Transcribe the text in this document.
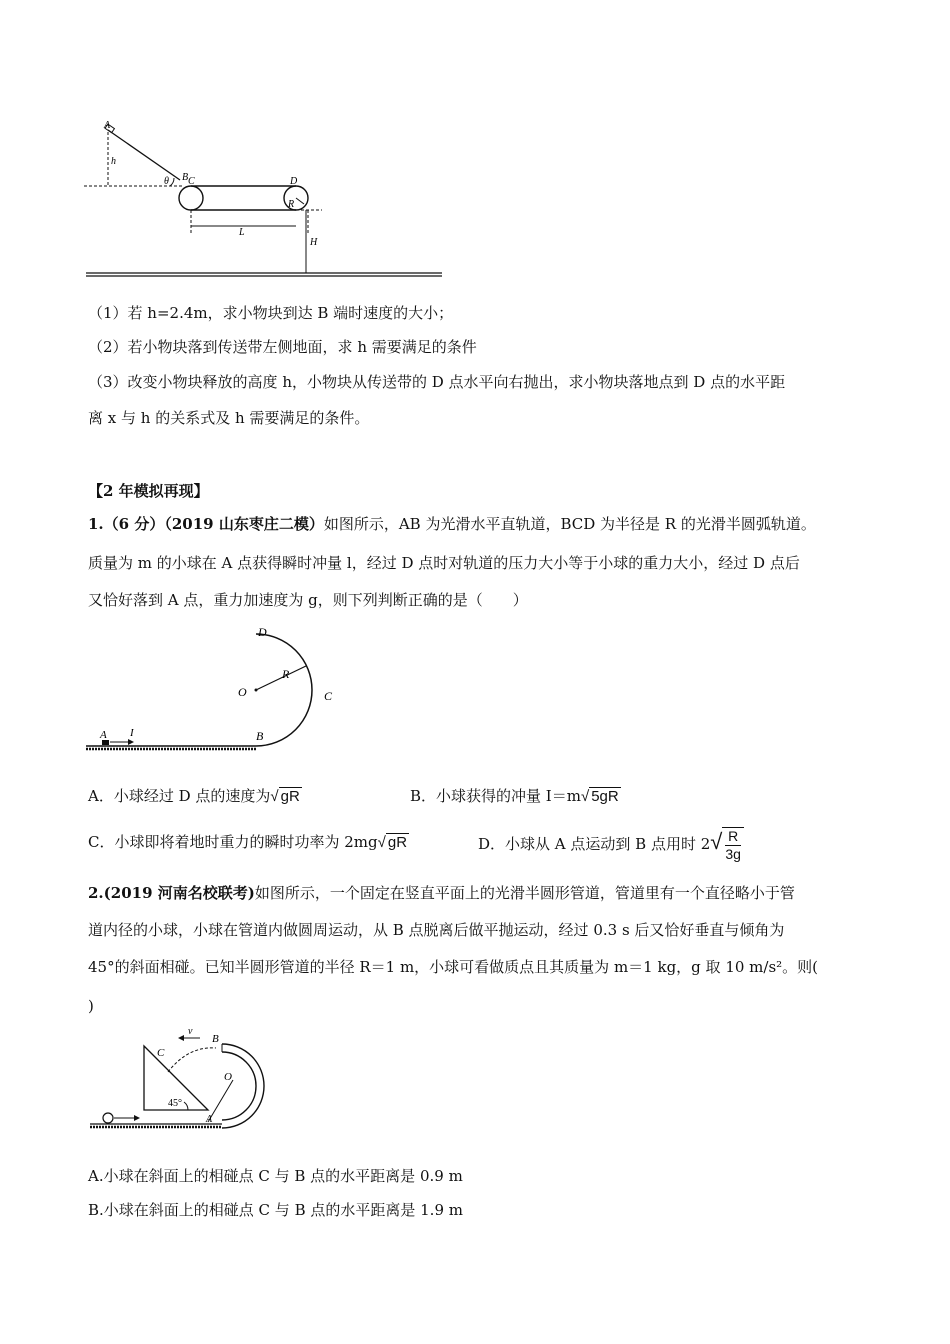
A
h
B
θ C	D
R
L
H
（1）若 h=2.4m，求小物块到达 B 端时速度的大小；
（2）若小物块落到传送带左侧地面，求 h 需要满足的条件
（3）改变小物块释放的高度 h，小物块从传送带的 D 点水平向右抛出，求小物块落地点到 D 点的水平距
离 x 与 h 的关系式及 h 需要满足的条件。
【2 年模拟再现】
1.（6 分）（2019 山东枣庄二模）如图所示，AB 为光滑水平直轨道，BCD 为半径是 R 的光滑半圆弧轨道。
质量为 m 的小球在 A 点获得瞬时冲量 l，经过 D 点时对轨道的压力大小等于小球的重力大小，经过 D 点后
又恰好落到 A 点，重力加速度为 g，则下列判断正确的是（　　）
D
O
R
C
A I	B
A．小球经过 D 点的速度为√ gR	B．小球获得的冲量 I＝m√ 5gR
C．小球即将着地时重力的瞬时功率为 2mg√ gR	D．小球从 A 点运动到 B 点用时 $2√ \frac{R}{3g}$
2.(2019 河南名校联考)如图所示，一个固定在竖直平面上的光滑半圆形管道，管道里有一个直径略小于管
道内径的小球，小球在管道内做圆周运动，从 B 点脱离后做平抛运动，经过 0.3 s 后又恰好垂直与倾角为
45°的斜面相碰。已知半圆形管道的半径 R＝1 m，小球可看做质点且其质量为 m＝1 kg，g 取 10 m/s²。则(
)
v
B
C
O
45°
A
A.小球在斜面上的相碰点 C 与 B 点的水平距离是 0.9 m
B.小球在斜面上的相碰点 C 与 B 点的水平距离是 1.9 m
====
### Set exercise
Send back the data above word for word, with the pictures left out.

### Exercise result
Transcribe the text in this document.
A
h
B
θ C	D
R
L
H
（1）若 h=2.4m，求小物块到达 B 端时速度的大小；
（2）若小物块落到传送带左侧地面，求 h 需要满足的条件
（3）改变小物块释放的高度 h，小物块从传送带的 D 点水平向右抛出，求小物块落地点到 D 点的水平距
离 x 与 h 的关系式及 h 需要满足的条件。
【2 年模拟再现】
1.（6 分）（2019 山东枣庄二模）如图所示，AB 为光滑水平直轨道，BCD 为半径是 R 的光滑半圆弧轨道。
质量为 m 的小球在 A 点获得瞬时冲量 l，经过 D 点时对轨道的压力大小等于小球的重力大小，经过 D 点后
又恰好落到 A 点，重力加速度为 g，则下列判断正确的是（　　）
D
O
R
C
A I	B
A．小球经过 D 点的速度为√ gR	B．小球获得的冲量 I＝m√ 5gR
C．小球即将着地时重力的瞬时功率为 2mg√ gR	D．小球从 A 点运动到 B 点用时 $2√ \frac{R}{3g}$
2.(2019 河南名校联考)如图所示，一个固定在竖直平面上的光滑半圆形管道，管道里有一个直径略小于管
道内径的小球，小球在管道内做圆周运动，从 B 点脱离后做平抛运动，经过 0.3 s 后又恰好垂直与倾角为
45°的斜面相碰。已知半圆形管道的半径 R＝1 m，小球可看做质点且其质量为 m＝1 kg，g 取 10 m/s²。则(
)
v
B
C
O
45°
A
A.小球在斜面上的相碰点 C 与 B 点的水平距离是 0.9 m
B.小球在斜面上的相碰点 C 与 B 点的水平距离是 1.9 m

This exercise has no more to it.